-------- SUPPLIED ENTRIES

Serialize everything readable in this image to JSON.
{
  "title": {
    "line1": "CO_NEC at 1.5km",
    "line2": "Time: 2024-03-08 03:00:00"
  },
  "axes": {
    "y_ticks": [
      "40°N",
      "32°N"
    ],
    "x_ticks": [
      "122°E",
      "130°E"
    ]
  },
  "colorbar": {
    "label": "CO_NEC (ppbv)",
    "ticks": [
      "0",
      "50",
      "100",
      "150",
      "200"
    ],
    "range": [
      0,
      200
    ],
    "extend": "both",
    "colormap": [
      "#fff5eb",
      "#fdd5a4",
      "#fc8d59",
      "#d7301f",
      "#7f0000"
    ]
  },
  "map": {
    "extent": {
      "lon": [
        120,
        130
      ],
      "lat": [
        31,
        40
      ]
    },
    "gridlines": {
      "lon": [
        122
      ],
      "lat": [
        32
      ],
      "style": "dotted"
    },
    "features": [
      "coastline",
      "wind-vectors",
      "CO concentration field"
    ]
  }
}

----------------

Transcribe every entry word for word.

WRITTEN ANSWER >>
Serialize everything readable in this image to JSON.
{
  "title": {
    "line1": "CO_NEC at 1.5km",
    "line2": "Time: 2024-03-08 03:00:00"
  },
  "axes": {
    "y_ticks": [
      "40°N",
      "32°N"
    ],
    "x_ticks": [
      "122°E",
      "130°E"
    ]
  },
  "colorbar": {
    "label": "CO_NEC (ppbv)",
    "ticks": [
      "0",
      "50",
      "100",
      "150",
      "200"
    ],
    "range": [
      0,
      200
    ],
    "extend": "both",
    "colormap": [
      "#fff5eb",
      "#fdd5a4",
      "#fc8d59",
      "#d7301f",
      "#7f0000"
    ]
  },
  "map": {
    "extent": {
      "lon": [
        120,
        130
      ],
      "lat": [
        31,
        40
      ]
    },
    "gridlines": {
      "lon": [
        122
      ],
      "lat": [
        32
      ],
      "style": "dotted"
    },
    "features": [
      "coastline",
      "wind-vectors",
      "CO concentration field"
    ]
  }
}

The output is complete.